[Saved entries]
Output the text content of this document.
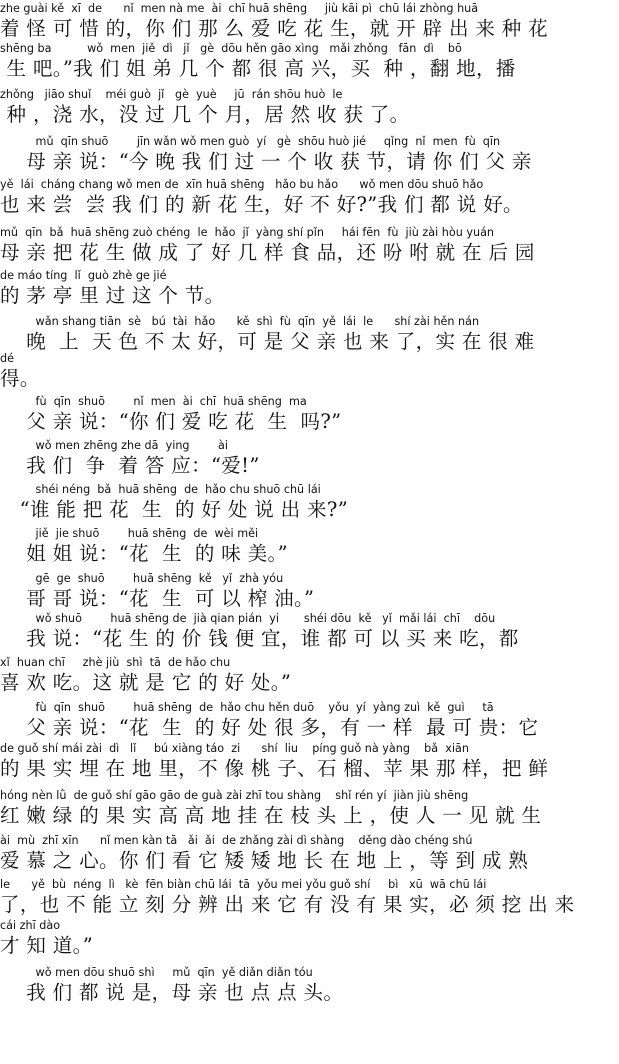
zhe guài kě  xī  de      nǐ  men nà me  ài  chī huā shēng     jiù kāi pì  chū lái zhòng huā
着 怪 可 惜 的，你 们 那 么 爱 吃 花 生，就 开 辟 出 来 种 花
shēng ba          wǒ  men  jiě  dì   jǐ   gè  dōu hěn gāo xìng   mǎi zhǒng   fān  dì    bō
生 吧。”我 们 姐 弟 几 个 都 很 高 兴，买  种 ，翻 地，播
zhǒng   jiāo shuǐ    méi guò  jǐ   gè  yuè     jū  rán shōu huò  le
种 ，浇 水，没 过 几 个 月，居 然 收 获 了。
mǔ  qīn shuō        jīn wǎn wǒ men guò  yí   gè  shōu huò jié     qǐng  nǐ  men  fù  qīn
母 亲 说：“今 晚 我 们 过 一 个 收 获 节，请 你 们 父 亲
yě  lái  cháng chang wǒ men de  xīn huā shēng   hǎo bu hǎo      wǒ men dōu shuō hǎo
也 来 尝  尝 我 们 的 新 花 生，好 不 好?”我 们 都 说 好。
mǔ  qīn  bǎ  huā shēng zuò chéng  le  hǎo  jǐ  yàng shí pǐn     hái fēn  fù  jiù zài hòu yuán
母 亲 把 花 生 做 成 了 好 几 样 食 品，还 吩 咐 就 在 后 园
de máo tíng  lǐ  guò zhè ge jié
的 茅 亭 里 过 这 个 节。
wǎn shang tiān  sè   bú  tài  hǎo      kě  shì  fù  qīn  yě  lái  le      shí zài hěn nán
晚  上  天 色 不 太 好，可 是 父 亲 也 来 了，实 在 很 难
dé
得。
fù  qīn  shuō        nǐ  men  ài  chī  huā shēng  ma
父 亲 说：“你 们 爱 吃 花  生  吗?”
wǒ men zhēng zhe dā  ying        ài
我 们  争  着 答 应：“爱!”
shéi néng  bǎ  huā shēng  de  hǎo chu shuō chū lái
“谁 能 把 花  生  的 好 处 说 出 来?”
jiě  jie shuō        huā shēng  de  wèi měi
姐 姐 说：“花  生  的 味 美。”
gē  ge  shuō        huā shēng  kě   yǐ  zhà yóu
哥 哥 说：“花  生  可 以 榨 油。”
wǒ shuō        huā shēng de  jià qian pián  yi       shéi dōu  kě   yǐ  mǎi lái  chī    dōu
我 说：“花 生 的 价 钱 便 宜，谁 都 可 以 买 来 吃，都
xǐ  huan chī     zhè jiù  shì  tā  de hǎo chu
喜 欢 吃。这 就 是 它 的 好 处。”
fù  qīn  shuō        huā shēng  de  hǎo chu hěn duō    yǒu  yí  yàng zuì  kě  guì     tā
父 亲 说：“花  生  的 好 处 很 多，有 一 样  最 可 贵：它
de guǒ shí mái zài  dì   lǐ     bú xiàng táo  zi      shí  liu    píng guǒ nà yàng    bǎ  xiān
的 果 实 埋 在 地 里，不 像 桃 子、石 榴、苹 果 那 样，把 鲜
hóng nèn lǜ  de guǒ shí gāo gāo de guà zài zhī tou shàng    shǐ rén yí  jiàn jiù shēng
红 嫩 绿 的 果 实 高 高 地 挂 在 枝 头 上 ，使 人 一 见 就 生
ài  mù  zhī xīn      nǐ men kàn tā   ǎi  ǎi  de zhǎng zài dì shàng    děng dào chéng shú
爱 慕 之 心。你 们 看 它 矮 矮 地 长 在 地 上 ，等 到 成 熟
le      yě  bù  néng  lì   kè  fēn biàn chū lái  tā  yǒu mei yǒu guǒ shí     bì   xū  wā chū lái
了，也 不 能 立 刻 分 辨 出 来 它 有 没 有 果 实，必 须 挖 出 来
cái zhī dào
才 知 道。”
wǒ men dōu shuō shì     mǔ  qīn  yě diǎn diǎn tóu
我 们 都 说 是，母 亲 也 点 点 头。
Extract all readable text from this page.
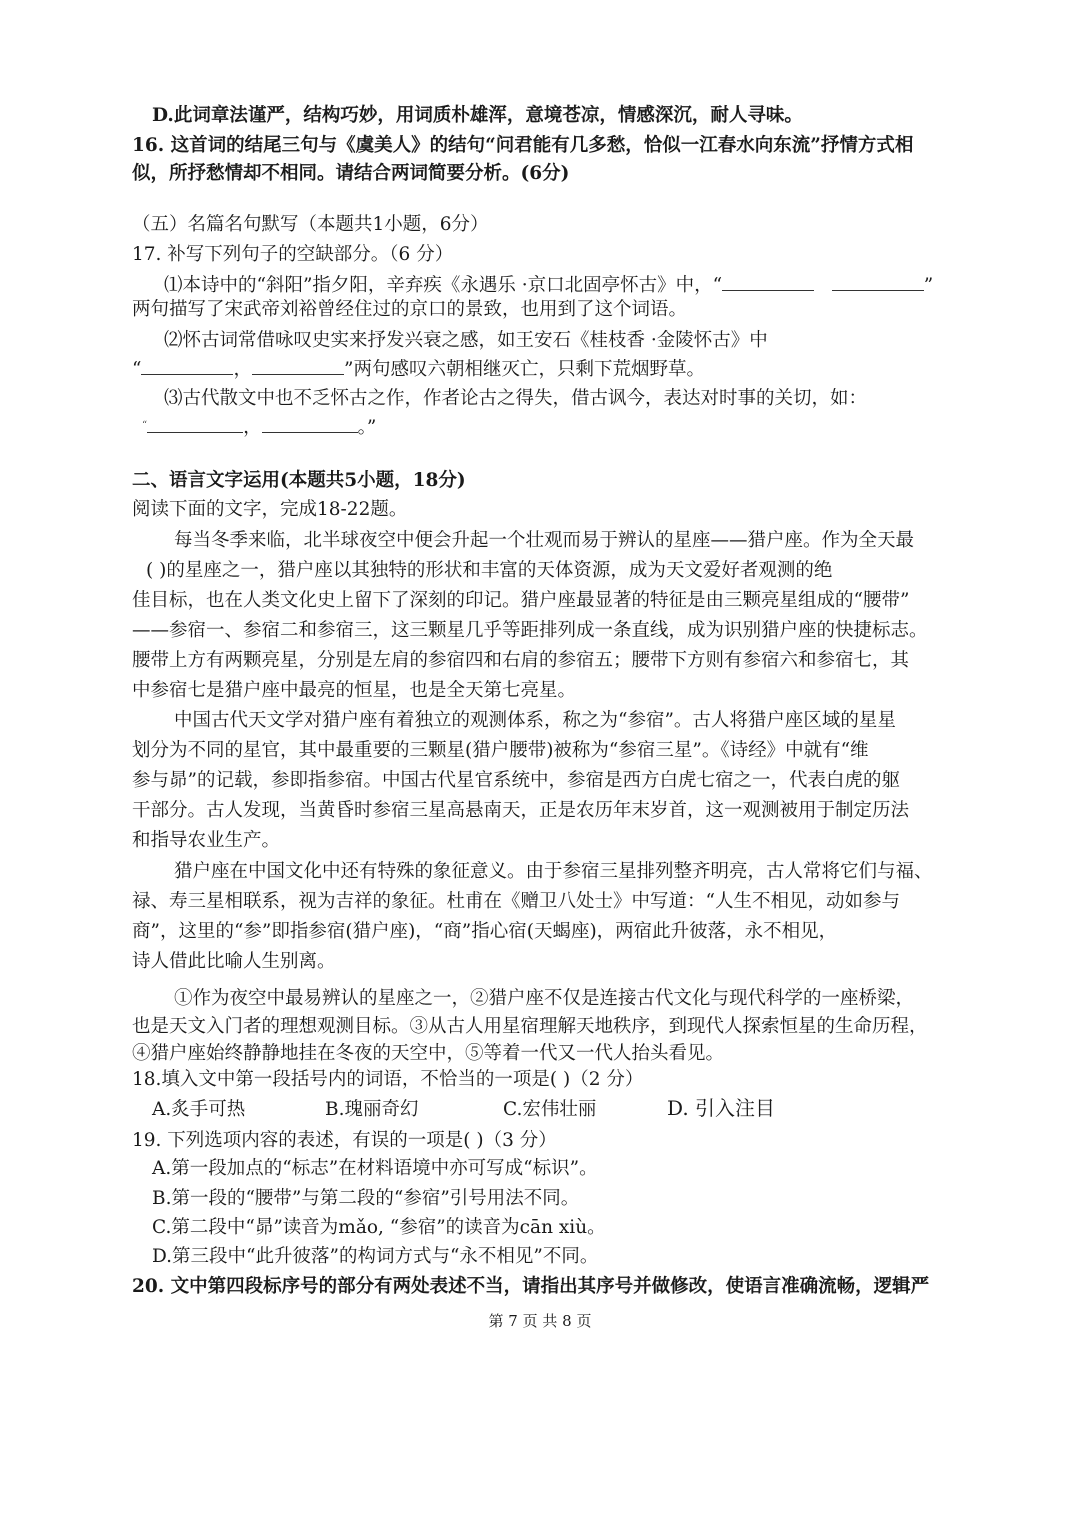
D.此词章法谨严，结构巧妙，用词质朴雄浑，意境苍凉，情感深沉，耐人寻味。
16. 这首词的结尾三句与《虞美人》的结句“问君能有几多愁，恰似一江春水向东流”抒情方式相
似，所抒愁情却不相同。请结合两词简要分析。(6分)
（五）名篇名句默写（本题共1小题，6分）
17. 补写下列句子的空缺部分。（6 分）
⑴本诗中的“斜阳”指夕阳，辛弃疾《永遇乐 ·京口北固亭怀古》中，“	”
两句描写了宋武帝刘裕曾经住过的京口的景致，也用到了这个词语。
⑵怀古词常借咏叹史实来抒发兴衰之感，如王安石《桂枝香 ·金陵怀古》中
“	，	”两句感叹六朝相继灭亡，只剩下荒烟野草。
⑶古代散文中也不乏怀古之作，作者论古之得失，借古讽今，表达对时事的关切，如：
“	，	。”
二、语言文字运用(本题共5小题，18分)
阅读下面的文字，完成18-22题。
每当冬季来临，北半球夜空中便会升起一个壮观而易于辨认的星座——猎户座。作为全天最
( )的星座之一，猎户座以其独特的形状和丰富的天体资源，成为天文爱好者观测的绝
佳目标，也在人类文化史上留下了深刻的印记。猎户座最显著的特征是由三颗亮星组成的“腰带”
——参宿一、参宿二和参宿三，这三颗星几乎等距排列成一条直线，成为识别猎户座的快捷标志。
腰带上方有两颗亮星，分别是左肩的参宿四和右肩的参宿五；腰带下方则有参宿六和参宿七，其
中参宿七是猎户座中最亮的恒星，也是全天第七亮星。
中国古代天文学对猎户座有着独立的观测体系，称之为“参宿”。古人将猎户座区域的星星
划分为不同的星官，其中最重要的三颗星(猎户腰带)被称为“参宿三星”。《诗经》中就有“维
参与昴”的记载，参即指参宿。中国古代星官系统中，参宿是西方白虎七宿之一，代表白虎的躯
干部分。古人发现，当黄昏时参宿三星高悬南天，正是农历年末岁首，这一观测被用于制定历法
和指导农业生产。
猎户座在中国文化中还有特殊的象征意义。由于参宿三星排列整齐明亮，古人常将它们与福、
禄、寿三星相联系，视为吉祥的象征。杜甫在《赠卫八处士》中写道：“人生不相见，动如参与
商”，这里的“参”即指参宿(猎户座)，“商”指心宿(天蝎座)，两宿此升彼落，永不相见，
诗人借此比喻人生别离。
①作为夜空中最易辨认的星座之一，②猎户座不仅是连接古代文化与现代科学的一座桥梁，
也是天文入门者的理想观测目标。③从古人用星宿理解天地秩序，到现代人探索恒星的生命历程，
④猎户座始终静静地挂在冬夜的天空中，⑤等着一代又一代人抬头看见。
18.填入文中第一段括号内的词语，不恰当的一项是( )（2 分）
A.炙手可热	B.瑰丽奇幻	C.宏伟壮丽	D. 引入注目
19. 下列选项内容的表述，有误的一项是( )（3 分）
A.第一段加点的“标志”在材料语境中亦可写成“标识”。
B.第一段的“腰带”与第二段的“参宿”引号用法不同。
C.第二段中“昴”读音为mǎo, “参宿”的读音为cān xiù。
D.第三段中“此升彼落”的构词方式与“永不相见”不同。
20. 文中第四段标序号的部分有两处表述不当，请指出其序号并做修改，使语言准确流畅，逻辑严
第 7 页 共 8 页
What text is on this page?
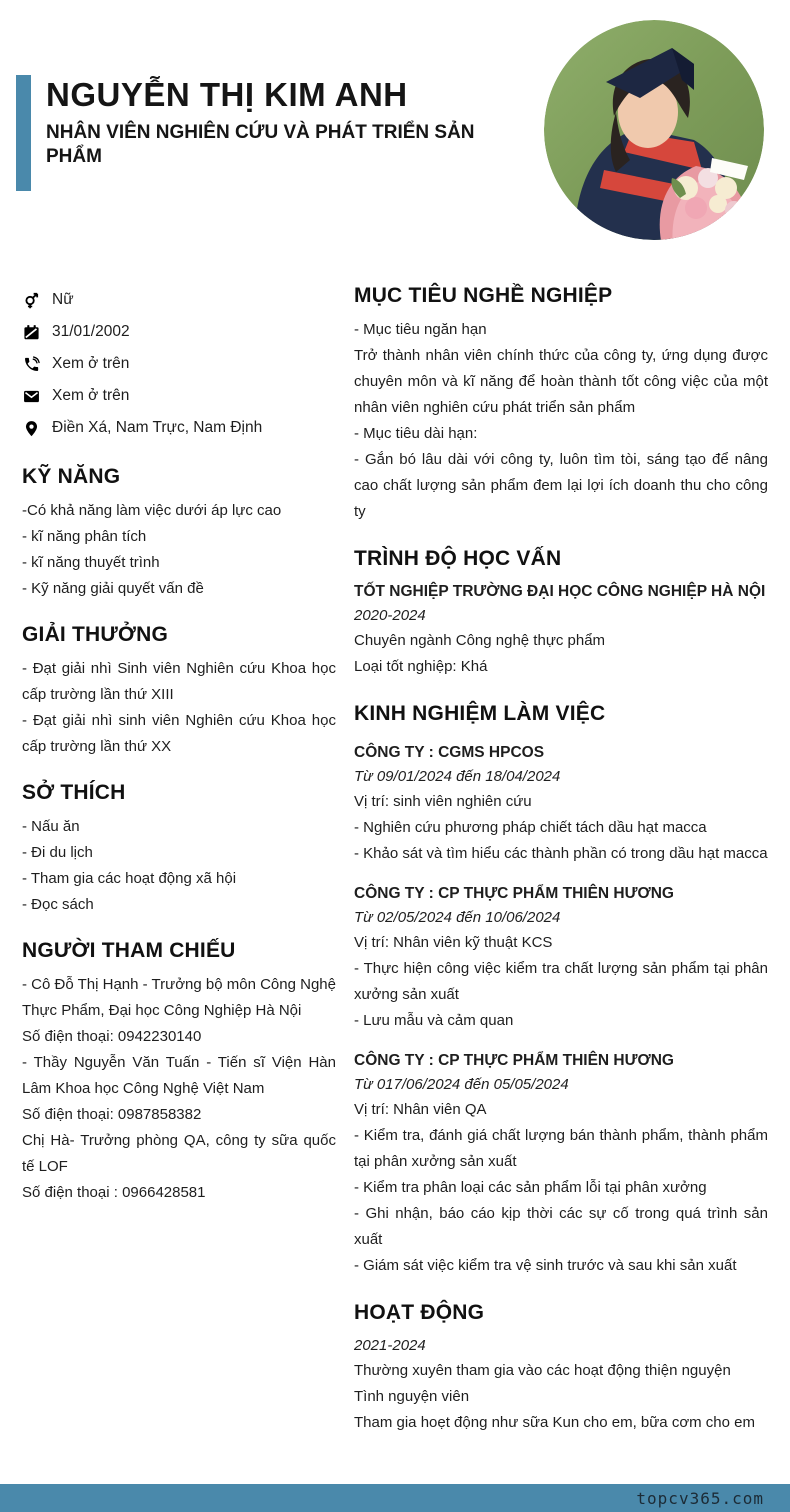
NGUYỄN THỊ KIM ANH
NHÂN VIÊN NGHIÊN CỨU VÀ PHÁT TRIỂN SẢN PHẨM
Nữ
31/01/2002
Xem ở trên
Xem ở trên
Điền Xá, Nam Trực, Nam Định
KỸ NĂNG
-Có khả năng làm việc dưới áp lực cao
- kĩ năng phân tích
- kĩ năng thuyết trình
- Kỹ năng giải quyết vấn đề
GIẢI THƯỞNG
- Đạt giải nhì Sinh viên Nghiên cứu Khoa học cấp trường lần thứ XIII
- Đạt giải nhì sinh viên Nghiên cứu Khoa học cấp trường lần thứ XX
SỞ THÍCH
- Nấu ăn
- Đi du lịch
- Tham gia các hoạt động xã hội
- Đọc sách
NGƯỜI THAM CHIẾU
- Cô Đỗ Thị Hạnh - Trưởng bộ môn Công Nghệ Thực Phẩm, Đại học Công Nghiệp Hà Nội
Số điện thoại: 0942230140
- Thầy Nguyễn Văn Tuấn - Tiến sĩ Viện Hàn Lâm Khoa học Công Nghệ Việt Nam
Số điện thoại: 0987858382
Chị Hà- Trưởng phòng QA, công ty sữa quốc tế LOF
Số điện thoại : 0966428581
MỤC TIÊU NGHỀ NGHIỆP
- Mục tiêu ngăn hạn
Trở thành nhân viên chính thức của công ty, ứng dụng được chuyên môn và kĩ năng để hoàn thành tốt công việc của một nhân viên nghiên cứu phát triển sản phẩm
- Mục tiêu dài hạn:
- Gắn bó lâu dài với công ty, luôn tìm tòi, sáng tạo để nâng cao chất lượng sản phẩm đem lại lợi ích doanh thu cho công ty
TRÌNH ĐỘ HỌC VẤN
TỐT NGHIỆP TRƯỜNG ĐẠI HỌC CÔNG NGHIỆP HÀ NỘI
2020-2024
Chuyên ngành Công nghệ thực phẩm
Loại tốt nghiệp: Khá
KINH NGHIỆM LÀM VIỆC
CÔNG TY : CGMS HPCOS
Từ 09/01/2024 đến 18/04/2024
Vị trí: sinh viên nghiên cứu
- Nghiên cứu phương pháp chiết tách dầu hạt macca
- Khảo sát và tìm hiểu các thành phần có trong dầu hạt macca
CÔNG TY : CP THỰC PHẨM THIÊN HƯƠNG
Từ 02/05/2024 đến 10/06/2024
Vị trí: Nhân viên kỹ thuật KCS
- Thực hiện công việc kiểm tra chất lượng sản phẩm tại phân xưởng sản xuất
- Lưu mẫu và cảm quan
CÔNG TY : CP THỰC PHẨM THIÊN HƯƠNG
Từ 017/06/2024 đến 05/05/2024
Vị trí: Nhân viên QA
- Kiểm tra, đánh giá chất lượng bán thành phẩm, thành phẩm tại phân xưởng sản xuất
- Kiểm tra phân loại các sản phẩm lỗi tại phân xưởng
- Ghi nhận, báo cáo kịp thời các sự cố trong quá trình sản xuất
- Giám sát việc kiểm tra vệ sinh trước và sau khi sản xuất
HOẠT ĐỘNG
2021-2024
Thường xuyên tham gia vào các hoạt động thiện nguyện
Tình nguyện viên
Tham gia hoẹt động như sữa Kun cho em, bữa cơm cho em
topcv365.com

[WHAT YOU NEED TO DO]: For the entries shown above, give the number of lines that include the word "lượng", without any other text.

[RESPONSE]: 3